■ What you should do ■
Output the records exactly as they appear, with no pictures included.

■ Input records ■
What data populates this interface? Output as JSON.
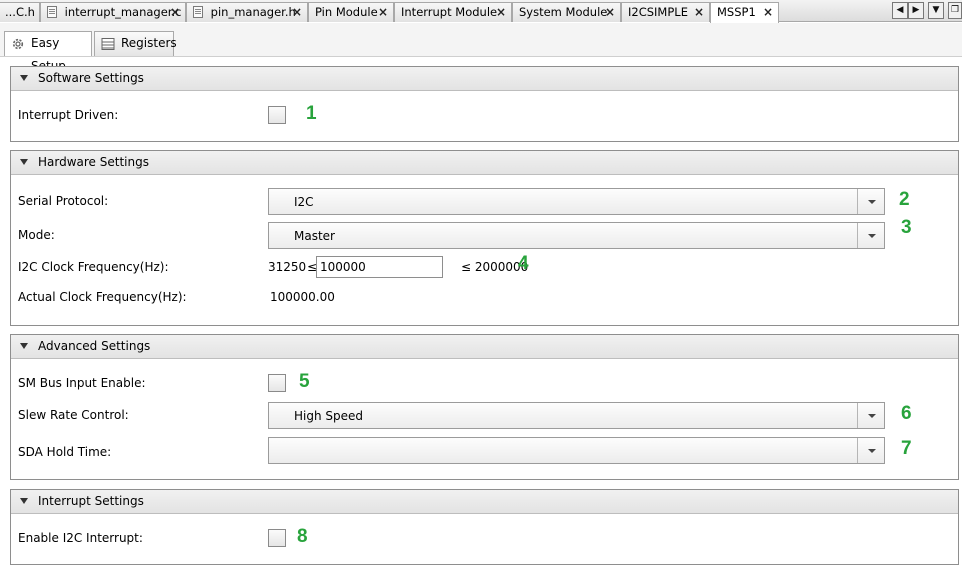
{
  "tabs": [
    {
      "label": "...C.h",
      "icon": "",
      "close": "",
      "active": false
    },
    {
      "label": "interrupt_manager.c",
      "icon": "source-file-icon",
      "close": "×",
      "active": false
    },
    {
      "label": "pin_manager.h",
      "icon": "source-file-icon",
      "close": "×",
      "active": false
    },
    {
      "label": "Pin Module",
      "icon": "",
      "close": "×",
      "active": false
    },
    {
      "label": "Interrupt Module",
      "icon": "",
      "close": "×",
      "active": false
    },
    {
      "label": "System Module",
      "icon": "",
      "close": "×",
      "active": false
    },
    {
      "label": "I2CSIMPLE",
      "icon": "",
      "close": "×",
      "active": false
    },
    {
      "label": "MSSP1",
      "icon": "",
      "close": "×",
      "active": true
    }
  ],
  "tab_nav": {
    "left": "◀",
    "right": "▶",
    "menu": "▼",
    "restore": "❐"
  },
  "subtabs": [
    {
      "label": "Easy Setup",
      "icon": "gear-icon",
      "active": true
    },
    {
      "label": "Registers",
      "icon": "register-table-icon",
      "active": false
    }
  ],
  "software": {
    "title": "Software Settings",
    "interrupt_driven_label": "Interrupt Driven:",
    "interrupt_driven_checked": false,
    "marker": "1"
  },
  "hardware": {
    "title": "Hardware Settings",
    "serial_protocol_label": "Serial Protocol:",
    "serial_protocol_value": "I2C",
    "serial_protocol_marker": "2",
    "mode_label": "Mode:",
    "mode_value": "Master",
    "mode_marker": "3",
    "clock_label": "I2C Clock Frequency(Hz):",
    "clock_min": "31250",
    "leq": "≤",
    "clock_value": "100000",
    "clock_max": "≤ 2000000",
    "clock_marker": "4",
    "actual_label": "Actual Clock Frequency(Hz):",
    "actual_value": "100000.00"
  },
  "advanced": {
    "title": "Advanced Settings",
    "smbus_label": "SM Bus Input Enable:",
    "smbus_checked": false,
    "smbus_marker": "5",
    "slew_label": "Slew Rate Control:",
    "slew_value": "High Speed",
    "slew_marker": "6",
    "sda_label": "SDA Hold Time:",
    "sda_value": "",
    "sda_marker": "7"
  },
  "interrupt": {
    "title": "Interrupt Settings",
    "enable_label": "Enable I2C Interrupt:",
    "enable_checked": false,
    "marker": "8"
  },
  "colors": {
    "marker": "#28a33c",
    "border": "#8e8e8e",
    "header_bg": "#e8e8e8"
  }
}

■ Exercise solution ■
What data populates this interface? Output as JSON.
{
  "tabs": [
    {
      "label": "...C.h",
      "icon": "",
      "close": "",
      "active": false
    },
    {
      "label": "interrupt_manager.c",
      "icon": "source-file-icon",
      "close": "×",
      "active": false
    },
    {
      "label": "pin_manager.h",
      "icon": "source-file-icon",
      "close": "×",
      "active": false
    },
    {
      "label": "Pin Module",
      "icon": "",
      "close": "×",
      "active": false
    },
    {
      "label": "Interrupt Module",
      "icon": "",
      "close": "×",
      "active": false
    },
    {
      "label": "System Module",
      "icon": "",
      "close": "×",
      "active": false
    },
    {
      "label": "I2CSIMPLE",
      "icon": "",
      "close": "×",
      "active": false
    },
    {
      "label": "MSSP1",
      "icon": "",
      "close": "×",
      "active": true
    }
  ],
  "tab_nav": {
    "left": "◀",
    "right": "▶",
    "menu": "▼",
    "restore": "❐"
  },
  "subtabs": [
    {
      "label": "Easy Setup",
      "icon": "gear-icon",
      "active": true
    },
    {
      "label": "Registers",
      "icon": "register-table-icon",
      "active": false
    }
  ],
  "software": {
    "title": "Software Settings",
    "interrupt_driven_label": "Interrupt Driven:",
    "interrupt_driven_checked": false,
    "marker": "1"
  },
  "hardware": {
    "title": "Hardware Settings",
    "serial_protocol_label": "Serial Protocol:",
    "serial_protocol_value": "I2C",
    "serial_protocol_marker": "2",
    "mode_label": "Mode:",
    "mode_value": "Master",
    "mode_marker": "3",
    "clock_label": "I2C Clock Frequency(Hz):",
    "clock_min": "31250",
    "leq": "≤",
    "clock_value": "100000",
    "clock_max": "≤ 2000000",
    "clock_marker": "4",
    "actual_label": "Actual Clock Frequency(Hz):",
    "actual_value": "100000.00"
  },
  "advanced": {
    "title": "Advanced Settings",
    "smbus_label": "SM Bus Input Enable:",
    "smbus_checked": false,
    "smbus_marker": "5",
    "slew_label": "Slew Rate Control:",
    "slew_value": "High Speed",
    "slew_marker": "6",
    "sda_label": "SDA Hold Time:",
    "sda_value": "",
    "sda_marker": "7"
  },
  "interrupt": {
    "title": "Interrupt Settings",
    "enable_label": "Enable I2C Interrupt:",
    "enable_checked": false,
    "marker": "8"
  },
  "colors": {
    "marker": "#28a33c",
    "border": "#8e8e8e",
    "header_bg": "#e8e8e8"
  }
}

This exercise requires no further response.